**Short task 1**: Output the following text on cigar box guitar sound word for word, with no changes.

━━━━━ Text block

Once my awe with the original cbg waned and I started to see it with a critical eye I was bothered by the lack of acoustic output.  I built 3 or 4 the same way and all of them were pretty much useless without an amp.  That (and the historical work by Speal and McNair) got me thinking about the sound of cbgs 150 years ago.  Clearly they were doing something quite different from what I was doing, since they seemed to have produced a useful instrument that didn't rely on electrical amplification.  I wanted to know how you could get enough volume and a pleasing tonal quality out of a cigar box without the pickup. 

At the outset I was convinced that at least part of the answer lay in the difference between the cigar box as it is now and as it was in the past.  Somewhere I had heard that cedar’s natural pest deterrence and delightful smell made it the wood of choice for cigar boxes.  Well, that certainly wasn’t the case with the cigar boxes I had found.  They seemed to be paper and very little wood that I could identify other than plywood.  I surmised that older boxes were likely made of solid wood and more often than not that wood was cedar.   I had installed enough cedar shingles and had seen some pretty sweet sounding classical guitars with cedar tops to realize that red cedar is very lively: roof shingles dropped onto a hard surface are almost musical. Okay so that was my “cave man” moment and I started to build my own boxes and tops in an effort to recreate what I thought was the character of an old time cigar box.

━━━━━━━━━━
━━━━━ Source records

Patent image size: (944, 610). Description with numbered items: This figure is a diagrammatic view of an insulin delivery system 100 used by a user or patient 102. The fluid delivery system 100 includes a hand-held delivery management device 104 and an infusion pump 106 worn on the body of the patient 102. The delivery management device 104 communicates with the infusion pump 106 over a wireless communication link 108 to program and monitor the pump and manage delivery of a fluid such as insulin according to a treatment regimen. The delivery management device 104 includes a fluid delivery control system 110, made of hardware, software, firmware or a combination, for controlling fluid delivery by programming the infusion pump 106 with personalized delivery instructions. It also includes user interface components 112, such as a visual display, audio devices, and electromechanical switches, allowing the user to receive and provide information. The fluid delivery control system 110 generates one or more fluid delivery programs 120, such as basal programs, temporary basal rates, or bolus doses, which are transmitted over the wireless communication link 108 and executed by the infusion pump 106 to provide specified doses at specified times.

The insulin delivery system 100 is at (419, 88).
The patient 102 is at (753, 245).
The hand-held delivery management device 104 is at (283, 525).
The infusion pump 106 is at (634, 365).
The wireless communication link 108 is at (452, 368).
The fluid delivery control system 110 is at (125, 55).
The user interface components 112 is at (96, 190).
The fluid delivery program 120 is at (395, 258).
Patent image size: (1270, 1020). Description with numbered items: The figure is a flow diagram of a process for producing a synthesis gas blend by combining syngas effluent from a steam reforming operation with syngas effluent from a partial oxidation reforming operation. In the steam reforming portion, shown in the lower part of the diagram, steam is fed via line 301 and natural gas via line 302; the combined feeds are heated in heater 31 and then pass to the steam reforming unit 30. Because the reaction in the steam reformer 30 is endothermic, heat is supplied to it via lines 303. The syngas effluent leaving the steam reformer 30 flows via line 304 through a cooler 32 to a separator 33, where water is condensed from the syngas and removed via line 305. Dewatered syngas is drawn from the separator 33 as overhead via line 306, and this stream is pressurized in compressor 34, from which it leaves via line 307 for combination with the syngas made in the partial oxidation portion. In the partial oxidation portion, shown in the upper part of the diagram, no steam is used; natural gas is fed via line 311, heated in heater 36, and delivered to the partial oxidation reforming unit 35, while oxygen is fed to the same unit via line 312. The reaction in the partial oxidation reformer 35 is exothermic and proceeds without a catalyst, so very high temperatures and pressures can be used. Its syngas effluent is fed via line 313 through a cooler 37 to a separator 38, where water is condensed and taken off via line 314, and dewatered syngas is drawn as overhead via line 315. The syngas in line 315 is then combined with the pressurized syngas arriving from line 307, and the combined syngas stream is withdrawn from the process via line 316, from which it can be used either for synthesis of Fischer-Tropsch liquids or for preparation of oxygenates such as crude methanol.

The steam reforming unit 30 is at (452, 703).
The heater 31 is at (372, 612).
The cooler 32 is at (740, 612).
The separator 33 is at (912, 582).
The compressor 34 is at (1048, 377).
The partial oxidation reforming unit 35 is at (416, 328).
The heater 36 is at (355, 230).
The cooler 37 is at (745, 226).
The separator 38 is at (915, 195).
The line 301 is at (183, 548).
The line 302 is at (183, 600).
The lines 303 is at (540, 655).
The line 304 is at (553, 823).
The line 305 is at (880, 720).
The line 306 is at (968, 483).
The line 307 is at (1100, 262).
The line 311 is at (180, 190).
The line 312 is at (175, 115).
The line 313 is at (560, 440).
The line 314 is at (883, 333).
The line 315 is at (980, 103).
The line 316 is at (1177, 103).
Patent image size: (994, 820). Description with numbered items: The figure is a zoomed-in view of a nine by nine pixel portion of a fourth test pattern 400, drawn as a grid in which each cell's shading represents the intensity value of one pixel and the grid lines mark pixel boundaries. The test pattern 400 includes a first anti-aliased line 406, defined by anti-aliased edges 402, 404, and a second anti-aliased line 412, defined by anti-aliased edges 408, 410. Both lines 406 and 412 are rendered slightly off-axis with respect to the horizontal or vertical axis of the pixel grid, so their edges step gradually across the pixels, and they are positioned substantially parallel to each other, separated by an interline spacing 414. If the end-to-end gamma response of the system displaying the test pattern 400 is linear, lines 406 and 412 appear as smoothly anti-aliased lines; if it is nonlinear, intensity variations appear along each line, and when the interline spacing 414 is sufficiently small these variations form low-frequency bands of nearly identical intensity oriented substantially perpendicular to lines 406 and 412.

━━━━━━━━━━

**Short task 2**: Return the entries above without changes, from their first line through the line containing "The fluid delivery program", including that line. Give only those lines.

**Full output 1**:
Once my awe with the original cbg waned and I started to see it with a critical eye I was bothered by the lack of acoustic output.  I built 3 or 4 the same way and all of them were pretty much useless without an amp.  That (and the historical work by Speal and McNair) got me thinking about the sound of cbgs 150 years ago.  Clearly they were doing something quite different from what I was doing, since they seemed to have produced a useful instrument that didn't rely on electrical amplification.  I wanted to know how you could get enough volume and a pleasing tonal quality out of a cigar box without the pickup. 

At the outset I was convinced that at least part of the answer lay in the difference between the cigar box as it is now and as it was in the past.  Somewhere I had heard that cedar’s natural pest deterrence and delightful smell made it the wood of choice for cigar boxes.  Well, that certainly wasn’t the case with the cigar boxes I had found.  They seemed to be paper and very little wood that I could identify other than plywood.  I surmised that older boxes were likely made of solid wood and more often than not that wood was cedar.   I had installed enough cedar shingles and had seen some pretty sweet sounding classical guitars with cedar tops to realize that red cedar is very lively: roof shingles dropped onto a hard surface are almost musical. Okay so that was my “cave man” moment and I started to build my own boxes and tops in an effort to recreate what I thought was the character of an old time cigar box.

**Full output 2**:
Patent image size: (944, 610). Description with numbered items: This figure is a diagrammatic view of an insulin delivery system 100 used by a user or patient 102. The fluid delivery system 100 includes a hand-held delivery management device 104 and an infusion pump 106 worn on the body of the patient 102. The delivery management device 104 communicates with the infusion pump 106 over a wireless communication link 108 to program and monitor the pump and manage delivery of a fluid such as insulin according to a treatment regimen. The delivery management device 104 includes a fluid delivery control system 110, made of hardware, software, firmware or a combination, for controlling fluid delivery by programming the infusion pump 106 with personalized delivery instructions. It also includes user interface components 112, such as a visual display, audio devices, and electromechanical switches, allowing the user to receive and provide information. The fluid delivery control system 110 generates one or more fluid delivery programs 120, such as basal programs, temporary basal rates, or bolus doses, which are transmitted over the wireless communication link 108 and executed by the infusion pump 106 to provide specified doses at specified times.

The insulin delivery system 100 is at (419, 88).
The patient 102 is at (753, 245).
The hand-held delivery management device 104 is at (283, 525).
The infusion pump 106 is at (634, 365).
The wireless communication link 108 is at (452, 368).
The fluid delivery control system 110 is at (125, 55).
The user interface components 112 is at (96, 190).
The fluid delivery program 120 is at (395, 258).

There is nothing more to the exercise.